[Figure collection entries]
start

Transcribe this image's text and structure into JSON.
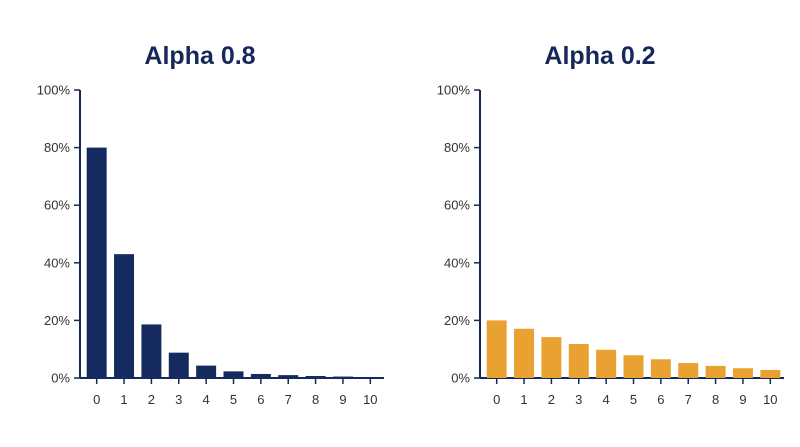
{
  "chart_data": [
    {
      "type": "bar",
      "title": "Alpha 0.8",
      "color": "#152a5e",
      "categories": [
        "0",
        "1",
        "2",
        "3",
        "4",
        "5",
        "6",
        "7",
        "8",
        "9",
        "10"
      ],
      "values": [
        80,
        43,
        18.6,
        8.8,
        4.3,
        2.3,
        1.4,
        1.0,
        0.7,
        0.5,
        0.3
      ],
      "y_tick_labels": [
        "0%",
        "20%",
        "40%",
        "60%",
        "80%",
        "100%"
      ],
      "ylim": [
        0,
        100
      ],
      "grid": false
    },
    {
      "type": "bar",
      "title": "Alpha 0.2",
      "color": "#e9a132",
      "categories": [
        "0",
        "1",
        "2",
        "3",
        "4",
        "5",
        "6",
        "7",
        "8",
        "9",
        "10"
      ],
      "values": [
        20,
        17.1,
        14.2,
        11.8,
        9.8,
        7.9,
        6.5,
        5.2,
        4.2,
        3.4,
        2.8
      ],
      "y_tick_labels": [
        "0%",
        "20%",
        "40%",
        "60%",
        "80%",
        "100%"
      ],
      "ylim": [
        0,
        100
      ],
      "grid": false
    }
  ]
}
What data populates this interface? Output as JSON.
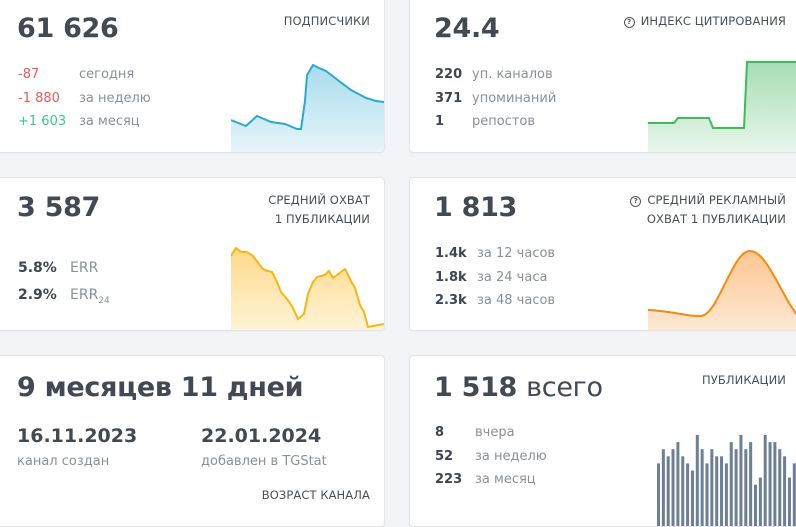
{
  "cards": {
    "subscribers": {
      "value": "61 626",
      "label": "ПОДПИСЧИКИ",
      "rows": [
        {
          "num": "-87",
          "text": "сегодня",
          "tone": "negative"
        },
        {
          "num": "-1 880",
          "text": "за неделю",
          "tone": "negative"
        },
        {
          "num": "+1 603",
          "text": "за месяц",
          "tone": "positive"
        }
      ],
      "chart_color": "#2aa8d2"
    },
    "citation": {
      "value": "24.4",
      "label": "ИНДЕКС ЦИТИРОВАНИЯ",
      "help_icon": "?",
      "rows": [
        {
          "num": "220",
          "text": "уп. каналов"
        },
        {
          "num": "371",
          "text": "упоминаний"
        },
        {
          "num": "1",
          "text": "репостов"
        }
      ],
      "chart_color": "#3cbd5a"
    },
    "reach": {
      "value": "3 587",
      "label_line1": "СРЕДНИЙ ОХВАТ",
      "label_line2": "1 ПУБЛИКАЦИИ",
      "rows": [
        {
          "num": "5.8%",
          "text": "ERR"
        },
        {
          "num": "2.9%",
          "text": "ERR",
          "sub": "24"
        }
      ],
      "chart_color": "#f6b70f"
    },
    "ad_reach": {
      "value": "1 813",
      "label_line1": "СРЕДНИЙ РЕКЛАМНЫЙ",
      "label_line2": "ОХВАТ 1 ПУБЛИКАЦИИ",
      "help_icon": "?",
      "rows": [
        {
          "num": "1.4k",
          "text": "за 12 часов"
        },
        {
          "num": "1.8k",
          "text": "за 24 часа"
        },
        {
          "num": "2.3k",
          "text": "за 48 часов"
        }
      ],
      "chart_color": "#f7890f"
    },
    "age": {
      "value": "9 месяцев 11 дней",
      "created_date": "16.11.2023",
      "created_label": "канал создан",
      "added_date": "22.01.2024",
      "added_label": "добавлен в TGStat",
      "label": "ВОЗРАСТ КАНАЛА"
    },
    "posts": {
      "value": "1 518",
      "value_suffix": "всего",
      "label": "ПУБЛИКАЦИИ",
      "rows": [
        {
          "num": "8",
          "text": "вчера"
        },
        {
          "num": "52",
          "text": "за неделю"
        },
        {
          "num": "223",
          "text": "за месяц"
        }
      ],
      "chart_color": "#6c7f93"
    }
  },
  "chart_data": [
    {
      "type": "area",
      "name": "subscribers-sparkline",
      "values": [
        62,
        60,
        58,
        61,
        65,
        63,
        61,
        60,
        59,
        58,
        57,
        56,
        88,
        96,
        94,
        92,
        90,
        88,
        86,
        84,
        82,
        80,
        78,
        76,
        75,
        74,
        72,
        71,
        70
      ]
    },
    {
      "type": "area",
      "name": "citation-sparkline",
      "values": [
        10,
        10,
        10,
        12,
        12,
        12,
        12,
        8,
        8,
        8,
        8,
        8,
        40,
        40,
        40,
        40,
        40,
        40,
        40,
        40
      ]
    },
    {
      "type": "area",
      "name": "reach-sparkline",
      "values": [
        80,
        85,
        83,
        83,
        80,
        75,
        70,
        68,
        68,
        60,
        50,
        42,
        35,
        25,
        28,
        50,
        65,
        70,
        72,
        75,
        70,
        73,
        76,
        68,
        55,
        40,
        25,
        26
      ]
    },
    {
      "type": "area",
      "name": "ad-reach-sparkline",
      "values": [
        20,
        19,
        18,
        17,
        16,
        16,
        30,
        55,
        80,
        88,
        75,
        50,
        30,
        20
      ]
    },
    {
      "type": "bar",
      "name": "posts-bars",
      "values": [
        6,
        8,
        7,
        8,
        9,
        7,
        6,
        5,
        10,
        8,
        6,
        8,
        7,
        7,
        6,
        9,
        8,
        10,
        8,
        9,
        3,
        4,
        10,
        9,
        9,
        8,
        7,
        4,
        6,
        8
      ]
    }
  ]
}
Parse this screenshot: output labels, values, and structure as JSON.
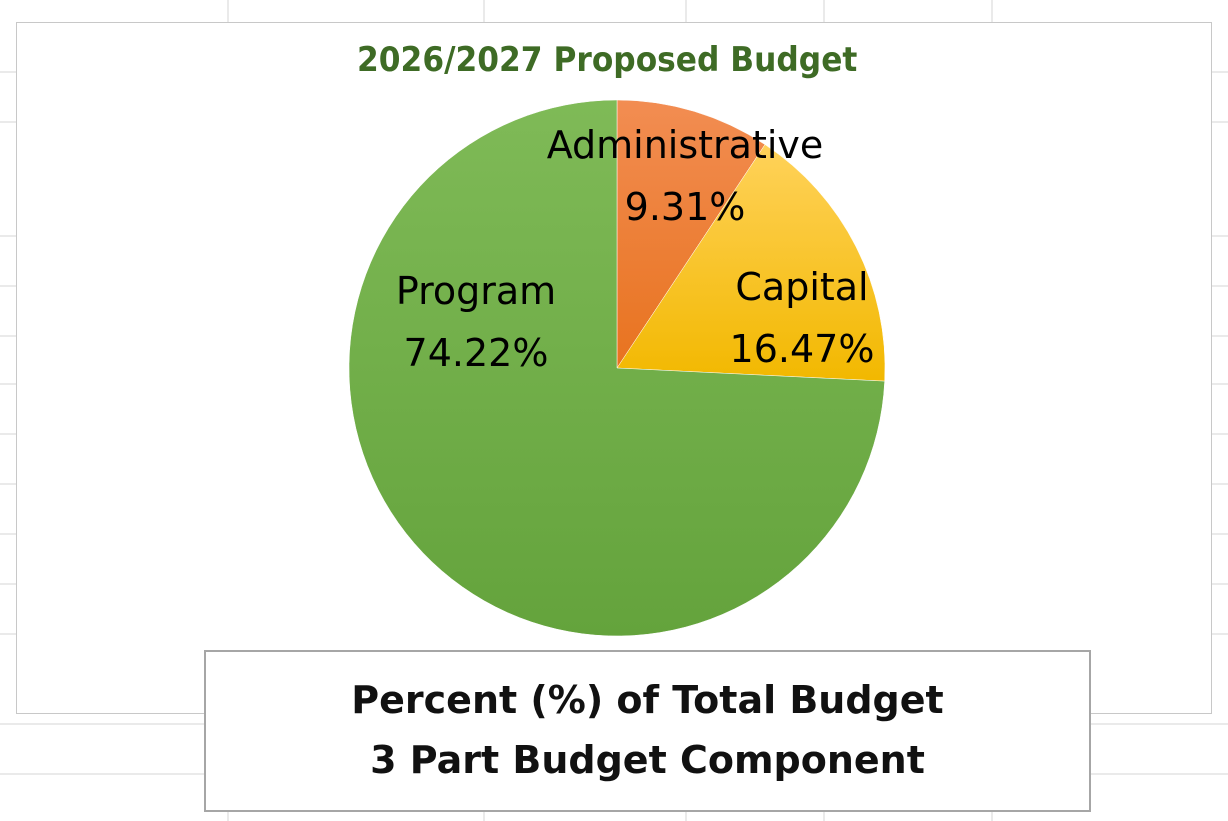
{
  "chart_data": {
    "type": "pie",
    "title": "2026/2027 Proposed Budget",
    "slices": [
      {
        "label": "Administrative",
        "value": 9.31,
        "value_label": "9.31%",
        "color": "#ED7D31"
      },
      {
        "label": "Capital",
        "value": 16.47,
        "value_label": "16.47%",
        "color": "#FFC000"
      },
      {
        "label": "Program",
        "value": 74.22,
        "value_label": "74.22%",
        "color": "#70AD47"
      }
    ],
    "start_angle": "12 o'clock, clockwise",
    "legend": "none (data labels on slices)"
  },
  "footer": {
    "line1": "Percent (%) of Total Budget",
    "line2": "3 Part Budget Component"
  },
  "colors": {
    "title": "#3E6B25",
    "background": "#FFFFFF",
    "gridlines": "#D4D4D4"
  }
}
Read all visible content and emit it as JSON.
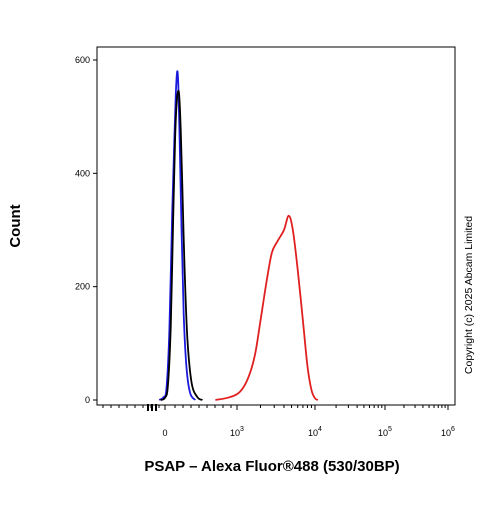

end

What to produce>
Without the pictures, print the whole listing exactly as given.

Solution for this problem>
Transcribe this image's text and structure into JSON.
{
  "chart_data": [
    {
      "type": "bar",
      "title": "Alpha 0.8",
      "color": "#152a5e",
      "categories": [
        "0",
        "1",
        "2",
        "3",
        "4",
        "5",
        "6",
        "7",
        "8",
        "9",
        "10"
      ],
      "values": [
        80,
        43,
        18.6,
        8.8,
        4.3,
        2.3,
        1.4,
        1.0,
        0.7,
        0.5,
        0.3
      ],
      "y_tick_labels": [
        "0%",
        "20%",
        "40%",
        "60%",
        "80%",
        "100%"
      ],
      "ylim": [
        0,
        100
      ],
      "grid": false
    },
    {
      "type": "bar",
      "title": "Alpha 0.2",
      "color": "#e9a132",
      "categories": [
        "0",
        "1",
        "2",
        "3",
        "4",
        "5",
        "6",
        "7",
        "8",
        "9",
        "10"
      ],
      "values": [
        20,
        17.1,
        14.2,
        11.8,
        9.8,
        7.9,
        6.5,
        5.2,
        4.2,
        3.4,
        2.8
      ],
      "y_tick_labels": [
        "0%",
        "20%",
        "40%",
        "60%",
        "80%",
        "100%"
      ],
      "ylim": [
        0,
        100
      ],
      "grid": false
    }
  ]
}
What data populates this interface? Output as JSON.
{
  "cards": {
    "subscribers": {
      "value": "61 626",
      "label": "ПОДПИСЧИКИ",
      "rows": [
        {
          "num": "-87",
          "text": "сегодня",
          "tone": "negative"
        },
        {
          "num": "-1 880",
          "text": "за неделю",
          "tone": "negative"
        },
        {
          "num": "+1 603",
          "text": "за месяц",
          "tone": "positive"
        }
      ],
      "chart_color": "#2aa8d2"
    },
    "citation": {
      "value": "24.4",
      "label": "ИНДЕКС ЦИТИРОВАНИЯ",
      "help_icon": "?",
      "rows": [
        {
          "num": "220",
          "text": "уп. каналов"
        },
        {
          "num": "371",
          "text": "упоминаний"
        },
        {
          "num": "1",
          "text": "репостов"
        }
      ],
      "chart_color": "#3cbd5a"
    },
    "reach": {
      "value": "3 587",
      "label_line1": "СРЕДНИЙ ОХВАТ",
      "label_line2": "1 ПУБЛИКАЦИИ",
      "rows": [
        {
          "num": "5.8%",
          "text": "ERR"
        },
        {
          "num": "2.9%",
          "text": "ERR",
          "sub": "24"
        }
      ],
      "chart_color": "#f6b70f"
    },
    "ad_reach": {
      "value": "1 813",
      "label_line1": "СРЕДНИЙ РЕКЛАМНЫЙ",
      "label_line2": "ОХВАТ 1 ПУБЛИКАЦИИ",
      "help_icon": "?",
      "rows": [
        {
          "num": "1.4k",
          "text": "за 12 часов"
        },
        {
          "num": "1.8k",
          "text": "за 24 часа"
        },
        {
          "num": "2.3k",
          "text": "за 48 часов"
        }
      ],
      "chart_color": "#f7890f"
    },
    "age": {
      "value": "9 месяцев 11 дней",
      "created_date": "16.11.2023",
      "created_label": "канал создан",
      "added_date": "22.01.2024",
      "added_label": "добавлен в TGStat",
      "label": "ВОЗРАСТ КАНАЛА"
    },
    "posts": {
      "value": "1 518",
      "value_suffix": "всего",
      "label": "ПУБЛИКАЦИИ",
      "rows": [
        {
          "num": "8",
          "text": "вчера"
        },
        {
          "num": "52",
          "text": "за неделю"
        },
        {
          "num": "223",
          "text": "за месяц"
        }
      ],
      "chart_color": "#6c7f93"
    }
  },
  "chart_data": [
    {
      "type": "area",
      "name": "subscribers-sparkline",
      "values": [
        62,
        60,
        58,
        61,
        65,
        63,
        61,
        60,
        59,
        58,
        57,
        56,
        88,
        96,
        94,
        92,
        90,
        88,
        86,
        84,
        82,
        80,
        78,
        76,
        75,
        74,
        72,
        71,
        70
      ]
    },
    {
      "type": "area",
      "name": "citation-sparkline",
      "values": [
        10,
        10,
        10,
        12,
        12,
        12,
        12,
        8,
        8,
        8,
        8,
        8,
        40,
        40,
        40,
        40,
        40,
        40,
        40,
        40
      ]
    },
    {
      "type": "area",
      "name": "reach-sparkline",
      "values": [
        80,
        85,
        83,
        83,
        80,
        75,
        70,
        68,
        68,
        60,
        50,
        42,
        35,
        25,
        28,
        50,
        65,
        70,
        72,
        75,
        70,
        73,
        76,
        68,
        55,
        40,
        25,
        26
      ]
    },
    {
      "type": "area",
      "name": "ad-reach-sparkline",
      "values": [
        20,
        19,
        18,
        17,
        16,
        16,
        30,
        55,
        80,
        88,
        75,
        50,
        30,
        20
      ]
    },
    {
      "type": "bar",
      "name": "posts-bars",
      "values": [
        6,
        8,
        7,
        8,
        9,
        7,
        6,
        5,
        10,
        8,
        6,
        8,
        7,
        7,
        6,
        9,
        8,
        10,
        8,
        9,
        3,
        4,
        10,
        9,
        9,
        8,
        7,
        4,
        6,
        8
      ]
    }
  ]
}
Parse this screenshot: output labels, values, and structure as JSON.
{
  "chart_data": {
    "type": "pie",
    "title": "2026/2027 Proposed Budget",
    "slices": [
      {
        "label": "Administrative",
        "value": 9.31,
        "value_label": "9.31%",
        "color": "#ED7D31"
      },
      {
        "label": "Capital",
        "value": 16.47,
        "value_label": "16.47%",
        "color": "#FFC000"
      },
      {
        "label": "Program",
        "value": 74.22,
        "value_label": "74.22%",
        "color": "#70AD47"
      }
    ],
    "start_angle": "12 o'clock, clockwise",
    "legend": "none (data labels on slices)"
  },
  "footer": {
    "line1": "Percent (%) of Total Budget",
    "line2": "3 Part Budget Component"
  },
  "colors": {
    "title": "#3E6B25",
    "background": "#FFFFFF",
    "gridlines": "#D4D4D4"
  }
}
Read all visible content and emit it as JSON.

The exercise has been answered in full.